[Rows from a dataset]
• • • • •
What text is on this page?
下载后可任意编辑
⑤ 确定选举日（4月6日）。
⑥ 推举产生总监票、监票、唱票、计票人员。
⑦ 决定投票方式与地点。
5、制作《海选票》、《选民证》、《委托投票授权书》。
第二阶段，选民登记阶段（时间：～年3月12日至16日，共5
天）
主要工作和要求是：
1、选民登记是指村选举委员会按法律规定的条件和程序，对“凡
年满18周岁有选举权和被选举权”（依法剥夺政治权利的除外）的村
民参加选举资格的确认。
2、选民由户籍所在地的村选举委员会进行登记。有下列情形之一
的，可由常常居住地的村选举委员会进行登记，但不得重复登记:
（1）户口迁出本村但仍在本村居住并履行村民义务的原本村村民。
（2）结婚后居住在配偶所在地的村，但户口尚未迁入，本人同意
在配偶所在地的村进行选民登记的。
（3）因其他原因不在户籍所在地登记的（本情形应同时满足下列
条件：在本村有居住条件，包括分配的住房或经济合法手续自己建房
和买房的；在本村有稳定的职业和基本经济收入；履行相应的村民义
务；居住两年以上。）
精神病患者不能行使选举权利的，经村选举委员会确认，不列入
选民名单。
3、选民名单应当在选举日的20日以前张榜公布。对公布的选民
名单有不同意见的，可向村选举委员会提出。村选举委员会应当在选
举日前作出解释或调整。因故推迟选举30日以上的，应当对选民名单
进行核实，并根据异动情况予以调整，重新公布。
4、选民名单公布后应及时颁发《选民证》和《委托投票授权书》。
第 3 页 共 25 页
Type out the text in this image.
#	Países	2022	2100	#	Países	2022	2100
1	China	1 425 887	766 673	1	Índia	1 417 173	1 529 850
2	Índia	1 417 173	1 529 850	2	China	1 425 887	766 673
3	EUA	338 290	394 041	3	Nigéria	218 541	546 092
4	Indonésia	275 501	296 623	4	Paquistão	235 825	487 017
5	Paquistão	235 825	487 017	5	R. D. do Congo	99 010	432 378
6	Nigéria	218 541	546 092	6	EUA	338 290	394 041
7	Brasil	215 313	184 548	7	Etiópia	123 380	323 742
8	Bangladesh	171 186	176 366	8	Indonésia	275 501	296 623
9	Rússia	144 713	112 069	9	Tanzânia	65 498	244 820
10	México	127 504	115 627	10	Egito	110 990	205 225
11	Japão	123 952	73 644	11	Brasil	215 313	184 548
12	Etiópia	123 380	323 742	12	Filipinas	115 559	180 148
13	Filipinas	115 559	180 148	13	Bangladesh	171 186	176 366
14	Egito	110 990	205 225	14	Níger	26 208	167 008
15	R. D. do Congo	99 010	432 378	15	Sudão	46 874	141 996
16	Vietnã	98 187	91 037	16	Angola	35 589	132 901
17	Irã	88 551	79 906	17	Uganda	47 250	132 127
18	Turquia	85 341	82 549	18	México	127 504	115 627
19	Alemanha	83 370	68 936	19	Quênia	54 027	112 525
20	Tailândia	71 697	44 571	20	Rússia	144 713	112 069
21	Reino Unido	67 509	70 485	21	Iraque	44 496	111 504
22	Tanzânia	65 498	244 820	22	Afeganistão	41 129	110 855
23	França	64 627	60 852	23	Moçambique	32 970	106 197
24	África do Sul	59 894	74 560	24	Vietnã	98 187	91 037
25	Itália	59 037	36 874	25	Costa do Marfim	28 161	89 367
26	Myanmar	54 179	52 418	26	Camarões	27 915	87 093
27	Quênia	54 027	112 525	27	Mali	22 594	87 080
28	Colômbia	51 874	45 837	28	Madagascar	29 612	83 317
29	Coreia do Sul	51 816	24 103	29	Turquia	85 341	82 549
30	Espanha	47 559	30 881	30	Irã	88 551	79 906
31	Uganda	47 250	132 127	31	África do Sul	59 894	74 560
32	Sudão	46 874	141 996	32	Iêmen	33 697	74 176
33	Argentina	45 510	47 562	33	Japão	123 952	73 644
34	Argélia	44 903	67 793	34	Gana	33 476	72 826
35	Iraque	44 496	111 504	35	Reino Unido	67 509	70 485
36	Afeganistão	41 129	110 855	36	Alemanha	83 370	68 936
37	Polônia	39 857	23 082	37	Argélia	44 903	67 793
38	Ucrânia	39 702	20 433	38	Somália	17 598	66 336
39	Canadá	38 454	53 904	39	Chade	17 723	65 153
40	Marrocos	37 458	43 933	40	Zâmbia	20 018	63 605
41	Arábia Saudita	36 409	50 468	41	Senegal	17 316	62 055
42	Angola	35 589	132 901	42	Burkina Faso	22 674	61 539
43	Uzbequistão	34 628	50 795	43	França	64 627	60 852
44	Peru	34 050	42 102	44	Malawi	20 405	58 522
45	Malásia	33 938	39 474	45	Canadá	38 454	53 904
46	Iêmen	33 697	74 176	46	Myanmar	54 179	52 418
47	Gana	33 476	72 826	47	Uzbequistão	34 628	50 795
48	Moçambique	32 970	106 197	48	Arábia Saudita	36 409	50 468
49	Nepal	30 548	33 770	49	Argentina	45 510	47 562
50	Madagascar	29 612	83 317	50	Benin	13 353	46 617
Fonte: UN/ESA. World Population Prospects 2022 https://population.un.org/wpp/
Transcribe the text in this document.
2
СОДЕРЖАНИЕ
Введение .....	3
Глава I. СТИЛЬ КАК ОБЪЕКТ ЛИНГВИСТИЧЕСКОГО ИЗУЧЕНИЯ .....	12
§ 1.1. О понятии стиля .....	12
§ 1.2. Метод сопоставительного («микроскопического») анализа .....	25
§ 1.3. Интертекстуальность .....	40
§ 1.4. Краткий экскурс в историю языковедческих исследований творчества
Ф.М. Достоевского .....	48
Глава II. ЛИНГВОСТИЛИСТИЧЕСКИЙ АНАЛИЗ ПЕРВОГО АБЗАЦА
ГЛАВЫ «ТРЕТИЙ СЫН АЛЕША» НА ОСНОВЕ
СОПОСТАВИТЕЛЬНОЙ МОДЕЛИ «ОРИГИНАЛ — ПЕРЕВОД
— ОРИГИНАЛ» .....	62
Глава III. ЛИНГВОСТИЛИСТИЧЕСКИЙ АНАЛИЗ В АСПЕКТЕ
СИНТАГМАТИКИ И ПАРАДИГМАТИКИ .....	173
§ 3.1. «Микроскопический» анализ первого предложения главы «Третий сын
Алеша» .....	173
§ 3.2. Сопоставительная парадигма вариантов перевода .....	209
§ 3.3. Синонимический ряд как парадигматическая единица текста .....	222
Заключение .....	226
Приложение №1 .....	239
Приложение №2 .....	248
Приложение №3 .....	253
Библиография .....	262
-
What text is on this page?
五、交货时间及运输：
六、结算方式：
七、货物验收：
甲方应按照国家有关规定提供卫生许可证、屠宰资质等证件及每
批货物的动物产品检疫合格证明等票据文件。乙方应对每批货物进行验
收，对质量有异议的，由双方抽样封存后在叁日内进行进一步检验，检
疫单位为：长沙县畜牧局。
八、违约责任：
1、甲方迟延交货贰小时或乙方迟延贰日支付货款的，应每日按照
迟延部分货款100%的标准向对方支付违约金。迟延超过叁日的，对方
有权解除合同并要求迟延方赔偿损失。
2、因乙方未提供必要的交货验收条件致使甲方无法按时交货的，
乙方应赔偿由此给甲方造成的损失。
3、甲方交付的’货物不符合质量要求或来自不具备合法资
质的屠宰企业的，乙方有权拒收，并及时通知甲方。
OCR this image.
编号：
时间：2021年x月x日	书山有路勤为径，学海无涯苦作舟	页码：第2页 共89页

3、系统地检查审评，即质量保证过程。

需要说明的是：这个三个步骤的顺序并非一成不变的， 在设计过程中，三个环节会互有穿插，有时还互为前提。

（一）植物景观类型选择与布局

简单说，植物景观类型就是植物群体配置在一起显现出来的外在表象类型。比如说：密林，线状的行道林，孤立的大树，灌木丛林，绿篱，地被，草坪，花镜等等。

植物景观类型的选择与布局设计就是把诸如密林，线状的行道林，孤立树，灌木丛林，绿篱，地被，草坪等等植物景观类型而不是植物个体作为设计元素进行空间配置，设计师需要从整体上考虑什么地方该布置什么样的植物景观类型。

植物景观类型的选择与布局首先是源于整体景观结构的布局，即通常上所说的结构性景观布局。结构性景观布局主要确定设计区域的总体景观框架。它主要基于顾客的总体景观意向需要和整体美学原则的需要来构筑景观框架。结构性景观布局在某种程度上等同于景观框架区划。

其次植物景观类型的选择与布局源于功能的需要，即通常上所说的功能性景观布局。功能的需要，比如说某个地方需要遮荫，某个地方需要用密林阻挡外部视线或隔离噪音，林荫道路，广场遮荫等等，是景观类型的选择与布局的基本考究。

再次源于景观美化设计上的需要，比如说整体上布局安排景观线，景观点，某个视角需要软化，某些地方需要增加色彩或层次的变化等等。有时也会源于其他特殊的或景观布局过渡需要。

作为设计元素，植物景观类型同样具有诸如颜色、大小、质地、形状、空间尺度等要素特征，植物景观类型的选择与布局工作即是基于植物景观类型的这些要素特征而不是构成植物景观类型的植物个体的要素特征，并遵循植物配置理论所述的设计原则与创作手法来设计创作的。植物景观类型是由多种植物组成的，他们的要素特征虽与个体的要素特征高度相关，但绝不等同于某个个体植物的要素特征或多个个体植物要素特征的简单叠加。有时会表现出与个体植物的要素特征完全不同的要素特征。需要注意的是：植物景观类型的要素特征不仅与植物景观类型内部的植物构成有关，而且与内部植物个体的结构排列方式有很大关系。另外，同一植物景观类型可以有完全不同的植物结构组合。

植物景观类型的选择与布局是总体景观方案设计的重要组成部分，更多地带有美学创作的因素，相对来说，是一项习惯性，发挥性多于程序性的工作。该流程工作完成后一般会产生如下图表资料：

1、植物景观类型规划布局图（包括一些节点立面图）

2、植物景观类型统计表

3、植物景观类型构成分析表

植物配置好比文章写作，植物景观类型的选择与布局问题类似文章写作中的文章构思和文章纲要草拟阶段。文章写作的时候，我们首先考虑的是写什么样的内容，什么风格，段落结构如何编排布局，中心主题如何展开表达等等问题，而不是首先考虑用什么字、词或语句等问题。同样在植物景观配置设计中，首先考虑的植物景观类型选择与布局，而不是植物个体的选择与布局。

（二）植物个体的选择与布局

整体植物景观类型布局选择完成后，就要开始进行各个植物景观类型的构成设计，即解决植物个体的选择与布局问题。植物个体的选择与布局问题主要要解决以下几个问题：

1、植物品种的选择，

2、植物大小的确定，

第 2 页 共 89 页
• • • • •
§ **GIVEN PROBLEM**:
Find all the lines containing "Moçambique" in the material, then copy them.

§ **ANSWER TO THE PROBLEM**:
23	França	64 627	60 852	23	Moçambique	32 970	106 197
48	Moçambique	32 970	106 197	48	Arábia Saudita	36 409	50 468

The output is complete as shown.